Work instructions:
Set down, exactly as written, the lines from the line holding "What's the underlying" to the end of the data, inclusive, skipping any pictures.

Items:
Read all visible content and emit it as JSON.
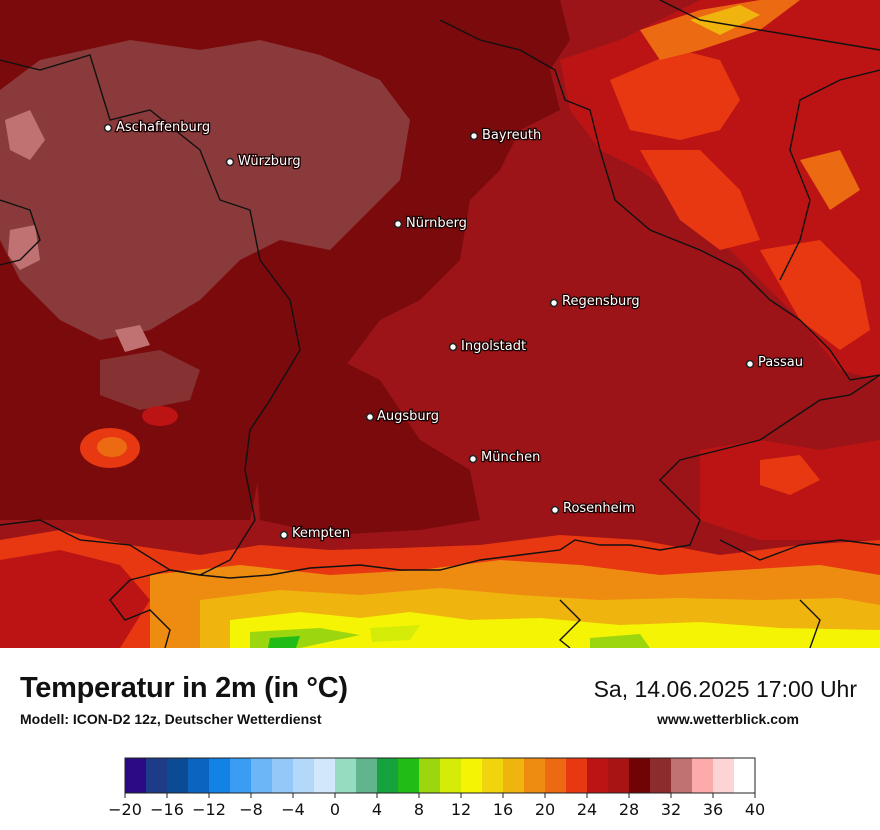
{
  "map": {
    "cities": [
      {
        "name": "Aschaffenburg",
        "id": "aschaffenburg"
      },
      {
        "name": "Würzburg",
        "id": "wuerzburg"
      },
      {
        "name": "Bayreuth",
        "id": "bayreuth"
      },
      {
        "name": "Nürnberg",
        "id": "nuernberg"
      },
      {
        "name": "Regensburg",
        "id": "regensburg"
      },
      {
        "name": "Ingolstadt",
        "id": "ingolstadt"
      },
      {
        "name": "Passau",
        "id": "passau"
      },
      {
        "name": "Augsburg",
        "id": "augsburg"
      },
      {
        "name": "München",
        "id": "muenchen"
      },
      {
        "name": "Rosenheim",
        "id": "rosenheim"
      },
      {
        "name": "Kempten",
        "id": "kempten"
      }
    ],
    "colors": {
      "base": "#9c1418",
      "dark": "#7a0a0c",
      "mauve": "#8a3a3a",
      "orange": "#e6491a",
      "border": "#111111"
    }
  },
  "footer": {
    "title": "Temperatur in 2m (in °C)",
    "model": "Modell: ICON-D2 12z, Deutscher Wetterdienst",
    "datetime": "Sa, 14.06.2025 17:00 Uhr",
    "site": "www.wetterblick.com"
  },
  "legend": {
    "min": -20,
    "max": 40,
    "step": 2,
    "ticks": [
      "−20",
      "−16",
      "−12",
      "−8",
      "−4",
      "0",
      "4",
      "8",
      "12",
      "16",
      "20",
      "24",
      "28",
      "32",
      "36",
      "40"
    ],
    "tick_values": [
      -20,
      -16,
      -12,
      -8,
      -4,
      0,
      4,
      8,
      12,
      16,
      20,
      24,
      28,
      32,
      36,
      40
    ],
    "colors": [
      "#2c0a86",
      "#1d3b86",
      "#0b4b94",
      "#0b64c0",
      "#1282e6",
      "#3a9cf2",
      "#6cb6f8",
      "#94c8f8",
      "#b4d8fa",
      "#d2e6fc",
      "#96dcc0",
      "#62b48c",
      "#16a23c",
      "#22bc16",
      "#9cd60e",
      "#d4ec08",
      "#f4f404",
      "#f0d40e",
      "#f0b40e",
      "#ee8c12",
      "#ec6a12",
      "#e83812",
      "#bc1414",
      "#a81414",
      "#700404",
      "#8c2c2c",
      "#c07272",
      "#fcaaaa",
      "#fcd4d4",
      "#ffffff"
    ]
  }
}
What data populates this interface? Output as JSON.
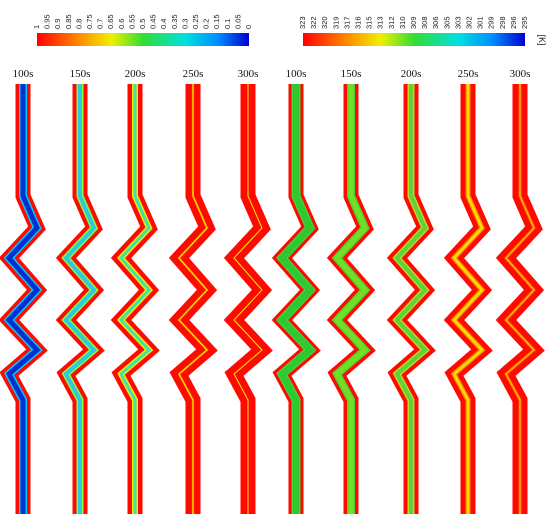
{
  "figure": {
    "colorbar_fraction": {
      "ticks": [
        "1",
        "0.95",
        "0.9",
        "0.85",
        "0.8",
        "0.75",
        "0.7",
        "0.65",
        "0.6",
        "0.55",
        "0.5",
        "0.45",
        "0.4",
        "0.35",
        "0.3",
        "0.25",
        "0.2",
        "0.15",
        "0.1",
        "0.05",
        "0"
      ],
      "colors": [
        "#ff0000",
        "#0000d0"
      ]
    },
    "colorbar_temperature": {
      "ticks": [
        "323",
        "322",
        "320",
        "319",
        "317",
        "316",
        "315",
        "313",
        "312",
        "310",
        "309",
        "308",
        "306",
        "305",
        "303",
        "302",
        "301",
        "299",
        "298",
        "296",
        "295"
      ],
      "unit": "[K]"
    },
    "fraction_panels": [
      {
        "label": "100s",
        "level": 0.0
      },
      {
        "label": "150s",
        "level": 0.2
      },
      {
        "label": "200s",
        "level": 0.45
      },
      {
        "label": "250s",
        "level": 0.75
      },
      {
        "label": "300s",
        "level": 0.95
      }
    ],
    "temperature_panels": [
      {
        "label": "100s",
        "level": 0.0
      },
      {
        "label": "150s",
        "level": 0.1
      },
      {
        "label": "200s",
        "level": 0.35
      },
      {
        "label": "250s",
        "level": 0.7
      },
      {
        "label": "300s",
        "level": 0.9
      }
    ]
  }
}
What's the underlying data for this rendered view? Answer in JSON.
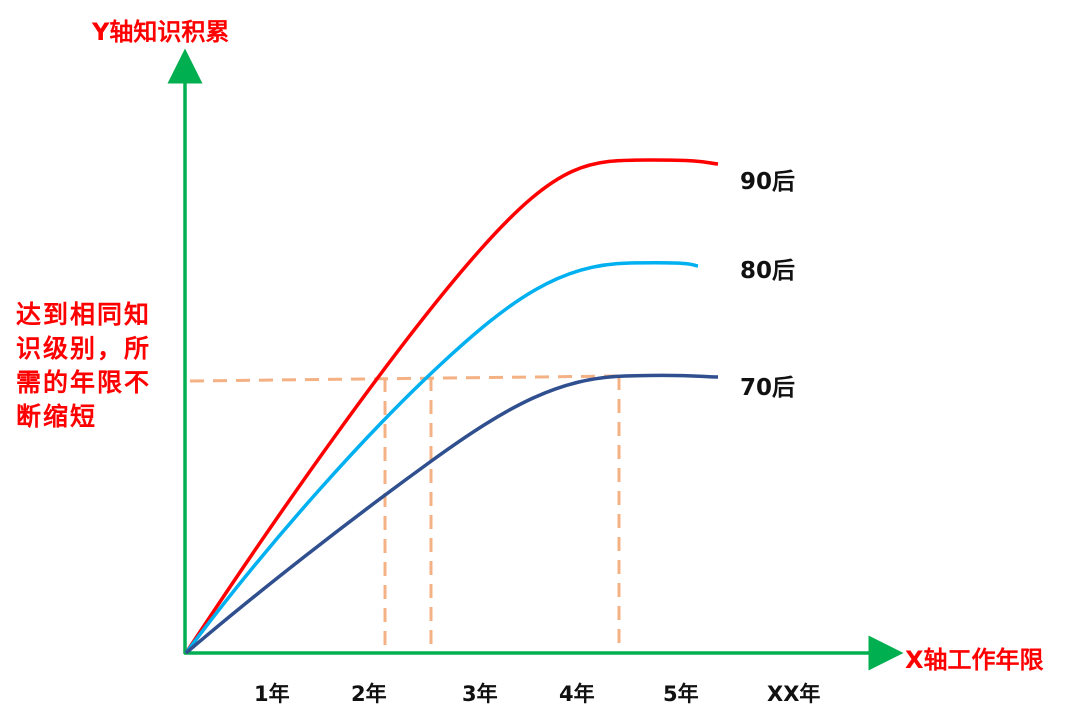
{
  "y_axis_title": "Y轴知识积累",
  "x_axis_title": "X轴工作年限",
  "annotation": "达到相同知识级别，所需的年限不断缩短",
  "x_ticks": [
    "1年",
    "2年",
    "3年",
    "4年",
    "5年",
    "XX年"
  ],
  "series": [
    {
      "name": "90后",
      "color": "#ff0000"
    },
    {
      "name": "80后",
      "color": "#00b0f0"
    },
    {
      "name": "70后",
      "color": "#2f4f8f"
    }
  ],
  "colors": {
    "axis": "#00b050",
    "guide": "#f4b183",
    "text_accent": "#ff0000"
  }
}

Exercise answer:
What's the underlying data for this rendered view? Answer in JSON.
{
  "y_axis_title": "Y轴知识积累",
  "x_axis_title": "X轴工作年限",
  "annotation": "达到相同知识级别，所需的年限不断缩短",
  "x_ticks": [
    "1年",
    "2年",
    "3年",
    "4年",
    "5年",
    "XX年"
  ],
  "series": [
    {
      "name": "90后",
      "color": "#ff0000"
    },
    {
      "name": "80后",
      "color": "#00b0f0"
    },
    {
      "name": "70后",
      "color": "#2f4f8f"
    }
  ],
  "colors": {
    "axis": "#00b050",
    "guide": "#f4b183",
    "text_accent": "#ff0000"
  }
}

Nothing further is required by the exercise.